[begin TASK INPUT]

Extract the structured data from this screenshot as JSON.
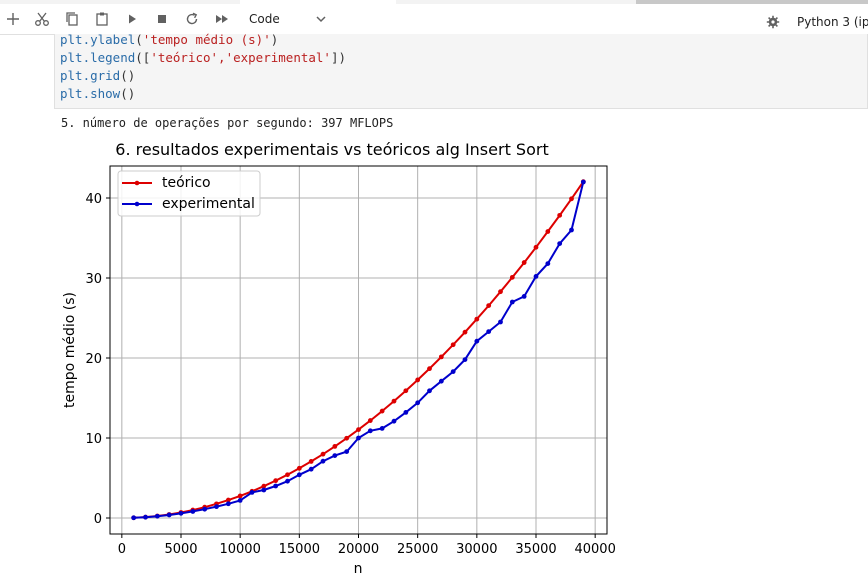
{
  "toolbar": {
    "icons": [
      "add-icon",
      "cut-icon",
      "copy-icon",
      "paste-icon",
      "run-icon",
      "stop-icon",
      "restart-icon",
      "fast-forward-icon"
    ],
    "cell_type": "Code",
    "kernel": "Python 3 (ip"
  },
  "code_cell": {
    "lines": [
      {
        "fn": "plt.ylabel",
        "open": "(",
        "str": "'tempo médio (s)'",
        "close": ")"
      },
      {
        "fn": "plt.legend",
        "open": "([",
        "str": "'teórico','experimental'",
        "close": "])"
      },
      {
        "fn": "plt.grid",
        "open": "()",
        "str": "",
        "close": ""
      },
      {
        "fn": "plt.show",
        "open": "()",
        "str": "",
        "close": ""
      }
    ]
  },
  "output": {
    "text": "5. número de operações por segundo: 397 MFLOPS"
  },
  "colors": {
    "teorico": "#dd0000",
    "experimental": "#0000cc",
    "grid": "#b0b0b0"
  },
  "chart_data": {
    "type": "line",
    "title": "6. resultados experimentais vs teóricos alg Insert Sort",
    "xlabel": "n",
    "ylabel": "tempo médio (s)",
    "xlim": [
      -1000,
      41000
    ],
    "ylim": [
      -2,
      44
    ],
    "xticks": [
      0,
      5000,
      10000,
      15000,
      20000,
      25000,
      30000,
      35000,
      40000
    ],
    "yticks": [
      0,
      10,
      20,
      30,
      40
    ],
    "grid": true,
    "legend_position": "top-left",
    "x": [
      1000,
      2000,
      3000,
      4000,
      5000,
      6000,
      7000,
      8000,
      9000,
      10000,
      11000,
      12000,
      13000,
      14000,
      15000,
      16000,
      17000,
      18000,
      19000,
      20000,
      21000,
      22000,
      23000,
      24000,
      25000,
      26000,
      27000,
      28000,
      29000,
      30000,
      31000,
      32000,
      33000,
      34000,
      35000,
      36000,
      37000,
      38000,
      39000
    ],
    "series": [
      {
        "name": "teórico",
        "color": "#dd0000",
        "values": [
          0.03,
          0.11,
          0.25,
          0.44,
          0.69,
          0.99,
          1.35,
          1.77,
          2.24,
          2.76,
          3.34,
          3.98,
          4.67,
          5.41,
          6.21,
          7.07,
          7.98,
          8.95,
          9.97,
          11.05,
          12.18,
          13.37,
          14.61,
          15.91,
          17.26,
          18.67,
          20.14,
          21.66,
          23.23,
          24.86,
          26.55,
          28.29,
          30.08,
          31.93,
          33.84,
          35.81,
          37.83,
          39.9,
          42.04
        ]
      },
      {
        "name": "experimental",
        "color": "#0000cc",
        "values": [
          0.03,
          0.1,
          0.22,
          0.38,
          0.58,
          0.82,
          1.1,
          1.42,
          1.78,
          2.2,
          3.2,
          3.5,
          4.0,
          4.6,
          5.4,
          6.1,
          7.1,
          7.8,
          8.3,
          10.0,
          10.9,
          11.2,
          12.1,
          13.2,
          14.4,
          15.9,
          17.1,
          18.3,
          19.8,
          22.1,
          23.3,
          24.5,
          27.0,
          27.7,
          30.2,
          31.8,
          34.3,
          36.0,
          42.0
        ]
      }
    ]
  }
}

[end TASK INPUT]

→ **WHAT TO WORK ON**: Write out the entries again, exactly as given, skipping any images.

→ **RESPONSE TO THE EXERCISE**:
Extract the structured data from this screenshot as JSON.
{
  "toolbar": {
    "icons": [
      "add-icon",
      "cut-icon",
      "copy-icon",
      "paste-icon",
      "run-icon",
      "stop-icon",
      "restart-icon",
      "fast-forward-icon"
    ],
    "cell_type": "Code",
    "kernel": "Python 3 (ip"
  },
  "code_cell": {
    "lines": [
      {
        "fn": "plt.ylabel",
        "open": "(",
        "str": "'tempo médio (s)'",
        "close": ")"
      },
      {
        "fn": "plt.legend",
        "open": "([",
        "str": "'teórico','experimental'",
        "close": "])"
      },
      {
        "fn": "plt.grid",
        "open": "()",
        "str": "",
        "close": ""
      },
      {
        "fn": "plt.show",
        "open": "()",
        "str": "",
        "close": ""
      }
    ]
  },
  "output": {
    "text": "5. número de operações por segundo: 397 MFLOPS"
  },
  "colors": {
    "teorico": "#dd0000",
    "experimental": "#0000cc",
    "grid": "#b0b0b0"
  },
  "chart_data": {
    "type": "line",
    "title": "6. resultados experimentais vs teóricos alg Insert Sort",
    "xlabel": "n",
    "ylabel": "tempo médio (s)",
    "xlim": [
      -1000,
      41000
    ],
    "ylim": [
      -2,
      44
    ],
    "xticks": [
      0,
      5000,
      10000,
      15000,
      20000,
      25000,
      30000,
      35000,
      40000
    ],
    "yticks": [
      0,
      10,
      20,
      30,
      40
    ],
    "grid": true,
    "legend_position": "top-left",
    "x": [
      1000,
      2000,
      3000,
      4000,
      5000,
      6000,
      7000,
      8000,
      9000,
      10000,
      11000,
      12000,
      13000,
      14000,
      15000,
      16000,
      17000,
      18000,
      19000,
      20000,
      21000,
      22000,
      23000,
      24000,
      25000,
      26000,
      27000,
      28000,
      29000,
      30000,
      31000,
      32000,
      33000,
      34000,
      35000,
      36000,
      37000,
      38000,
      39000
    ],
    "series": [
      {
        "name": "teórico",
        "color": "#dd0000",
        "values": [
          0.03,
          0.11,
          0.25,
          0.44,
          0.69,
          0.99,
          1.35,
          1.77,
          2.24,
          2.76,
          3.34,
          3.98,
          4.67,
          5.41,
          6.21,
          7.07,
          7.98,
          8.95,
          9.97,
          11.05,
          12.18,
          13.37,
          14.61,
          15.91,
          17.26,
          18.67,
          20.14,
          21.66,
          23.23,
          24.86,
          26.55,
          28.29,
          30.08,
          31.93,
          33.84,
          35.81,
          37.83,
          39.9,
          42.04
        ]
      },
      {
        "name": "experimental",
        "color": "#0000cc",
        "values": [
          0.03,
          0.1,
          0.22,
          0.38,
          0.58,
          0.82,
          1.1,
          1.42,
          1.78,
          2.2,
          3.2,
          3.5,
          4.0,
          4.6,
          5.4,
          6.1,
          7.1,
          7.8,
          8.3,
          10.0,
          10.9,
          11.2,
          12.1,
          13.2,
          14.4,
          15.9,
          17.1,
          18.3,
          19.8,
          22.1,
          23.3,
          24.5,
          27.0,
          27.7,
          30.2,
          31.8,
          34.3,
          36.0,
          42.0
        ]
      }
    ]
  }
}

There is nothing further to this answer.